Task objective →
Of all the lines here, how many include the string "chevron"? Answer with the number only.

Given entries →
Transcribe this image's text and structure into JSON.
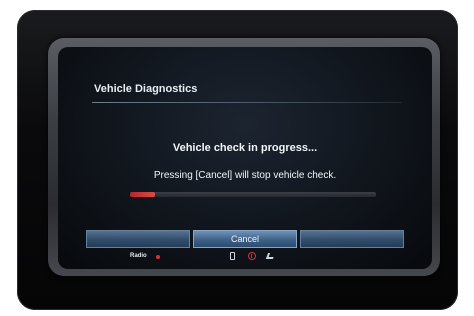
{
  "screen": {
    "title": "Vehicle Diagnostics",
    "message_primary": "Vehicle check in progress...",
    "message_secondary": "Pressing [Cancel] will stop vehicle check."
  },
  "progress": {
    "value": 0.1,
    "track_color": "#2f343b",
    "fill_color": "#c8343a"
  },
  "buttons": {
    "left_label": "",
    "center_label": "Cancel",
    "right_label": ""
  },
  "status_bar": {
    "radio_label": "Radio",
    "icons": [
      "phone-icon",
      "alert-icon",
      "signal-icon"
    ]
  },
  "colors": {
    "button_blue": "#3e6188",
    "text": "#f2f5f8",
    "accent_red": "#d8313a"
  }
}
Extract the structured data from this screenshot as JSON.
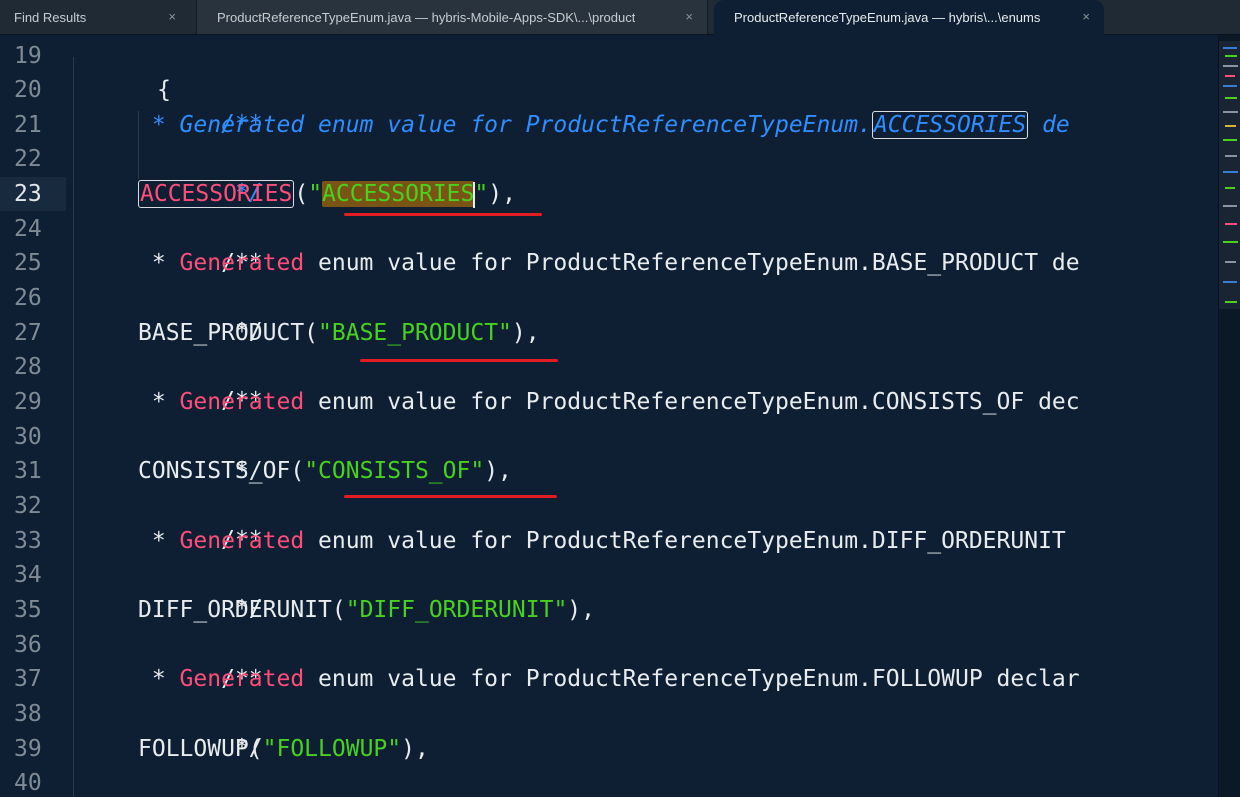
{
  "tabs": [
    {
      "label": "Find Results",
      "close": "×"
    },
    {
      "label": "ProductReferenceTypeEnum.java — hybris-Mobile-Apps-SDK\\...\\product",
      "close": "×"
    },
    {
      "label": "ProductReferenceTypeEnum.java — hybris\\...\\enums",
      "close": "×"
    }
  ],
  "editor": {
    "current_line": 23,
    "lines": [
      {
        "num": "19",
        "text": "{"
      },
      {
        "num": "20",
        "text": "/**"
      },
      {
        "num": "21",
        "star": " * ",
        "gen": "Generated",
        "rest": " enum value for ProductReferenceTypeEnum.",
        "boxed": "ACCESSORIES",
        "tail": " de"
      },
      {
        "num": "22",
        "text": " */"
      },
      {
        "num": "23",
        "ident": "ACCESSORIES",
        "open": "(",
        "q1": "\"",
        "str": "ACCESSORIES",
        "q2": "\"",
        "close": "),"
      },
      {
        "num": "24",
        "text": "/**"
      },
      {
        "num": "25",
        "star": " * ",
        "gen": "Generated",
        "rest": " enum value for ProductReferenceTypeEnum.BASE_PRODUCT de"
      },
      {
        "num": "26",
        "text": " */"
      },
      {
        "num": "27",
        "ident": "BASE_PRODUCT",
        "open": "(",
        "str": "\"BASE_PRODUCT\"",
        "close": "),"
      },
      {
        "num": "28",
        "text": "/**"
      },
      {
        "num": "29",
        "star": " * ",
        "gen": "Generated",
        "rest": " enum value for ProductReferenceTypeEnum.CONSISTS_OF dec"
      },
      {
        "num": "30",
        "text": " */"
      },
      {
        "num": "31",
        "ident": "CONSISTS_OF",
        "open": "(",
        "str": "\"CONSISTS_OF\"",
        "close": "),"
      },
      {
        "num": "32",
        "text": "/**"
      },
      {
        "num": "33",
        "star": " * ",
        "gen": "Generated",
        "rest": " enum value for ProductReferenceTypeEnum.DIFF_ORDERUNIT"
      },
      {
        "num": "34",
        "text": " */"
      },
      {
        "num": "35",
        "ident": "DIFF_ORDERUNIT",
        "open": "(",
        "str": "\"DIFF_ORDERUNIT\"",
        "close": "),"
      },
      {
        "num": "36",
        "text": "/**"
      },
      {
        "num": "37",
        "star": " * ",
        "gen": "Generated",
        "rest": " enum value for ProductReferenceTypeEnum.FOLLOWUP declar"
      },
      {
        "num": "38",
        "text": " */"
      },
      {
        "num": "39",
        "ident": "FOLLOWUP",
        "open": "(",
        "str": "\"FOLLOWUP\"",
        "close": "),"
      },
      {
        "num": "40",
        "text": "/**"
      }
    ]
  },
  "colors": {
    "background": "#0e1f33",
    "comment_blue": "#2f8dff",
    "keyword_pink": "#ff4d7a",
    "string_green": "#46d21f",
    "annotation_red": "#e31b23"
  }
}
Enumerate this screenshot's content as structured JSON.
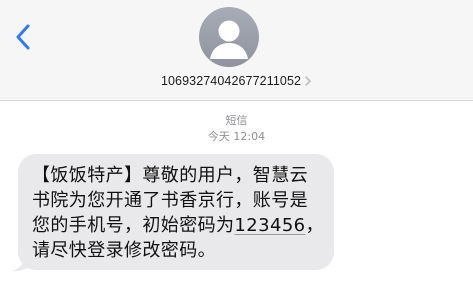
{
  "header": {
    "back_icon": "chevron-left-icon",
    "avatar_icon": "person-avatar-icon",
    "sender_number": "10693274042677211052",
    "chevron_icon": "chevron-right-icon",
    "accent_color": "#3478f6"
  },
  "conversation": {
    "channel_label": "短信",
    "timestamp": "今天 12:04",
    "message": {
      "text_before": "【饭饭特产】尊敬的用户，智慧云书院为您开通了书香京行，账号是您的手机号，初始密码为",
      "code": "123456",
      "text_after": "，请尽快登录修改密码。"
    }
  }
}
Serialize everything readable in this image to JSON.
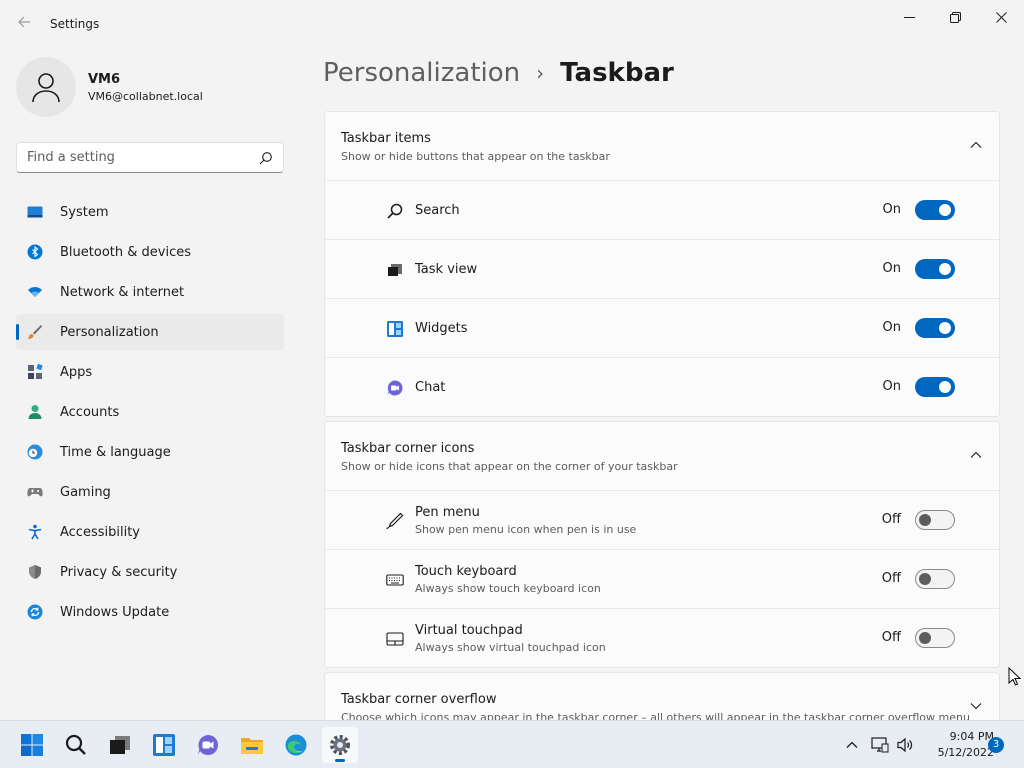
{
  "window": {
    "title": "Settings",
    "back_icon": "arrow-left-icon",
    "controls": [
      "minimize-icon",
      "restore-icon",
      "close-icon"
    ]
  },
  "profile": {
    "name": "VM6",
    "email": "VM6@collabnet.local"
  },
  "search": {
    "placeholder": "Find a setting"
  },
  "nav": {
    "items": [
      {
        "label": "System",
        "icon": "system-icon",
        "color": "#0078d4"
      },
      {
        "label": "Bluetooth & devices",
        "icon": "bluetooth-icon",
        "color": "#0078d4"
      },
      {
        "label": "Network & internet",
        "icon": "wifi-icon",
        "color": "#0078d4"
      },
      {
        "label": "Personalization",
        "icon": "brush-icon",
        "color": "#e0823d"
      },
      {
        "label": "Apps",
        "icon": "apps-icon",
        "color": "#505b6b"
      },
      {
        "label": "Accounts",
        "icon": "person-icon",
        "color": "#2bb07f"
      },
      {
        "label": "Time & language",
        "icon": "clock-globe-icon",
        "color": "#0078d4"
      },
      {
        "label": "Gaming",
        "icon": "gamepad-icon",
        "color": "#6b6b6b"
      },
      {
        "label": "Accessibility",
        "icon": "accessibility-icon",
        "color": "#0b6bcb"
      },
      {
        "label": "Privacy & security",
        "icon": "shield-icon",
        "color": "#7a7a7a"
      },
      {
        "label": "Windows Update",
        "icon": "update-icon",
        "color": "#0078d4"
      }
    ],
    "active_index": 3
  },
  "breadcrumb": {
    "parent": "Personalization",
    "separator": "›",
    "current": "Taskbar"
  },
  "groups": [
    {
      "title": "Taskbar items",
      "desc": "Show or hide buttons that appear on the taskbar",
      "expanded": true,
      "rows": [
        {
          "label": "Search",
          "state": "On",
          "on": true,
          "icon": "search-icon"
        },
        {
          "label": "Task view",
          "state": "On",
          "on": true,
          "icon": "task-view-icon"
        },
        {
          "label": "Widgets",
          "state": "On",
          "on": true,
          "icon": "widgets-icon"
        },
        {
          "label": "Chat",
          "state": "On",
          "on": true,
          "icon": "chat-icon"
        }
      ]
    },
    {
      "title": "Taskbar corner icons",
      "desc": "Show or hide icons that appear on the corner of your taskbar",
      "expanded": true,
      "rows": [
        {
          "label": "Pen menu",
          "desc": "Show pen menu icon when pen is in use",
          "state": "Off",
          "on": false,
          "icon": "pen-icon"
        },
        {
          "label": "Touch keyboard",
          "desc": "Always show touch keyboard icon",
          "state": "Off",
          "on": false,
          "icon": "keyboard-icon"
        },
        {
          "label": "Virtual touchpad",
          "desc": "Always show virtual touchpad icon",
          "state": "Off",
          "on": false,
          "icon": "touchpad-icon"
        }
      ]
    },
    {
      "title": "Taskbar corner overflow",
      "desc": "Choose which icons may appear in the taskbar corner – all others will appear in the taskbar corner overflow menu",
      "expanded": false,
      "rows": []
    }
  ],
  "taskbar": {
    "apps": [
      "start-icon",
      "search-icon",
      "task-view-icon",
      "widgets-icon",
      "chat-icon",
      "file-explorer-icon",
      "edge-icon",
      "settings-icon"
    ],
    "active_app": "settings-icon",
    "tray_icons": [
      "chevron-up-icon",
      "network-icon",
      "volume-icon"
    ],
    "time": "9:04 PM",
    "date": "5/12/2022",
    "notification_count": "3"
  },
  "colors": {
    "accent": "#0067c0",
    "background": "#f3f3f3",
    "card": "#fbfbfb"
  }
}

Solution below →
3